__Given problem__: Below is a set of records; restate each one word for word.

Data entries for graphics:
#####

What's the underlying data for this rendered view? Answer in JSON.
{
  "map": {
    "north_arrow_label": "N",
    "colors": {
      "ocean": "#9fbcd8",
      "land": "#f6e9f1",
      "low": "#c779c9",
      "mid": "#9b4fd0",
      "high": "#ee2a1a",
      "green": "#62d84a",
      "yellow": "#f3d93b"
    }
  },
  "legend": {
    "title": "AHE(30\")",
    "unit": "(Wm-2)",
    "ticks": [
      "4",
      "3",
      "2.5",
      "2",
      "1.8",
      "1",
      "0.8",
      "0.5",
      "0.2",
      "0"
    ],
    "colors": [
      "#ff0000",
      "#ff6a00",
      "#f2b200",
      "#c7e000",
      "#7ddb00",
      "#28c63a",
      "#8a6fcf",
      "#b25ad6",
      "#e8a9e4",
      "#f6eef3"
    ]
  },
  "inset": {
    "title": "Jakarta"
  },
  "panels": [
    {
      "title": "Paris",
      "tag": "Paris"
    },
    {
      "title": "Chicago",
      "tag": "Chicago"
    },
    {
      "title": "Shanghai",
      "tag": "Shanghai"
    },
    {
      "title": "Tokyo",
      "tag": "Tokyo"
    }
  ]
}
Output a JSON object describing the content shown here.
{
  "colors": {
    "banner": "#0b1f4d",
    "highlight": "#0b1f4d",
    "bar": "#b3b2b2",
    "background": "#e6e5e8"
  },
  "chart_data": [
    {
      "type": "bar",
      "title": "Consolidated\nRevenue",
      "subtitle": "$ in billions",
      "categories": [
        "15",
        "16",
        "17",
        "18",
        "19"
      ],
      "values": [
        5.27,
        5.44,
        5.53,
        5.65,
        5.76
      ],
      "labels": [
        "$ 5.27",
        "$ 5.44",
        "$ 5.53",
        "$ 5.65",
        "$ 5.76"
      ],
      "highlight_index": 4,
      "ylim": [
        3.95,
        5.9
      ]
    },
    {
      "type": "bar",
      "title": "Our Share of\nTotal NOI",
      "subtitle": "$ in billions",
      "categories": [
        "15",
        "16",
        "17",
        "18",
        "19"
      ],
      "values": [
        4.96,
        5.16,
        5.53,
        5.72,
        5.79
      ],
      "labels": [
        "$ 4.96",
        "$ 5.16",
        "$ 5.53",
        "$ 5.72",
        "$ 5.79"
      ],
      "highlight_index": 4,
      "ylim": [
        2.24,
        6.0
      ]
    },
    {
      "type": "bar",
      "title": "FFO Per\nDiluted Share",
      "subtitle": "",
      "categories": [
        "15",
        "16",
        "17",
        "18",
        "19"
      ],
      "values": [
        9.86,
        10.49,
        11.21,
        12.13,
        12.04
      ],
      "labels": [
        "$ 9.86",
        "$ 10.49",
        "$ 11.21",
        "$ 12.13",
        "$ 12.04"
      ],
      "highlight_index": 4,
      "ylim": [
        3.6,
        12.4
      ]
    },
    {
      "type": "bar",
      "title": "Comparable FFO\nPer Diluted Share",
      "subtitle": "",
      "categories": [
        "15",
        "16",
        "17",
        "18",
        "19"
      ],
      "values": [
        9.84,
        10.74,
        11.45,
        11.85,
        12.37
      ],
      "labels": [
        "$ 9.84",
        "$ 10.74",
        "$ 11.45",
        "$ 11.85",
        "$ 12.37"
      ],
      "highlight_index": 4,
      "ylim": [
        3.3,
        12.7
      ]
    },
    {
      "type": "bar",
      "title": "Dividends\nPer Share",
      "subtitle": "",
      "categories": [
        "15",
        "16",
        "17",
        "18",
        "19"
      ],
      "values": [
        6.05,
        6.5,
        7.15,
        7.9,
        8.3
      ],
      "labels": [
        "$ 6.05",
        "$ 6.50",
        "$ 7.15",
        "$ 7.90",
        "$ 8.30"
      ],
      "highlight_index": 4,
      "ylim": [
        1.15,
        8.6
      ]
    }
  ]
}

#####

__Solution to this problem__:
What's the underlying data for this rendered view? Answer in JSON.
{
  "map": {
    "north_arrow_label": "N",
    "colors": {
      "ocean": "#9fbcd8",
      "land": "#f6e9f1",
      "low": "#c779c9",
      "mid": "#9b4fd0",
      "high": "#ee2a1a",
      "green": "#62d84a",
      "yellow": "#f3d93b"
    }
  },
  "legend": {
    "title": "AHE(30\")",
    "unit": "(Wm-2)",
    "ticks": [
      "4",
      "3",
      "2.5",
      "2",
      "1.8",
      "1",
      "0.8",
      "0.5",
      "0.2",
      "0"
    ],
    "colors": [
      "#ff0000",
      "#ff6a00",
      "#f2b200",
      "#c7e000",
      "#7ddb00",
      "#28c63a",
      "#8a6fcf",
      "#b25ad6",
      "#e8a9e4",
      "#f6eef3"
    ]
  },
  "inset": {
    "title": "Jakarta"
  },
  "panels": [
    {
      "title": "Paris",
      "tag": "Paris"
    },
    {
      "title": "Chicago",
      "tag": "Chicago"
    },
    {
      "title": "Shanghai",
      "tag": "Shanghai"
    },
    {
      "title": "Tokyo",
      "tag": "Tokyo"
    }
  ]
}
Output a JSON object describing the content shown here.
{
  "colors": {
    "banner": "#0b1f4d",
    "highlight": "#0b1f4d",
    "bar": "#b3b2b2",
    "background": "#e6e5e8"
  },
  "chart_data": [
    {
      "type": "bar",
      "title": "Consolidated\nRevenue",
      "subtitle": "$ in billions",
      "categories": [
        "15",
        "16",
        "17",
        "18",
        "19"
      ],
      "values": [
        5.27,
        5.44,
        5.53,
        5.65,
        5.76
      ],
      "labels": [
        "$ 5.27",
        "$ 5.44",
        "$ 5.53",
        "$ 5.65",
        "$ 5.76"
      ],
      "highlight_index": 4,
      "ylim": [
        3.95,
        5.9
      ]
    },
    {
      "type": "bar",
      "title": "Our Share of\nTotal NOI",
      "subtitle": "$ in billions",
      "categories": [
        "15",
        "16",
        "17",
        "18",
        "19"
      ],
      "values": [
        4.96,
        5.16,
        5.53,
        5.72,
        5.79
      ],
      "labels": [
        "$ 4.96",
        "$ 5.16",
        "$ 5.53",
        "$ 5.72",
        "$ 5.79"
      ],
      "highlight_index": 4,
      "ylim": [
        2.24,
        6.0
      ]
    },
    {
      "type": "bar",
      "title": "FFO Per\nDiluted Share",
      "subtitle": "",
      "categories": [
        "15",
        "16",
        "17",
        "18",
        "19"
      ],
      "values": [
        9.86,
        10.49,
        11.21,
        12.13,
        12.04
      ],
      "labels": [
        "$ 9.86",
        "$ 10.49",
        "$ 11.21",
        "$ 12.13",
        "$ 12.04"
      ],
      "highlight_index": 4,
      "ylim": [
        3.6,
        12.4
      ]
    },
    {
      "type": "bar",
      "title": "Comparable FFO\nPer Diluted Share",
      "subtitle": "",
      "categories": [
        "15",
        "16",
        "17",
        "18",
        "19"
      ],
      "values": [
        9.84,
        10.74,
        11.45,
        11.85,
        12.37
      ],
      "labels": [
        "$ 9.84",
        "$ 10.74",
        "$ 11.45",
        "$ 11.85",
        "$ 12.37"
      ],
      "highlight_index": 4,
      "ylim": [
        3.3,
        12.7
      ]
    },
    {
      "type": "bar",
      "title": "Dividends\nPer Share",
      "subtitle": "",
      "categories": [
        "15",
        "16",
        "17",
        "18",
        "19"
      ],
      "values": [
        6.05,
        6.5,
        7.15,
        7.9,
        8.3
      ],
      "labels": [
        "$ 6.05",
        "$ 6.50",
        "$ 7.15",
        "$ 7.90",
        "$ 8.30"
      ],
      "highlight_index": 4,
      "ylim": [
        1.15,
        8.6
      ]
    }
  ]
}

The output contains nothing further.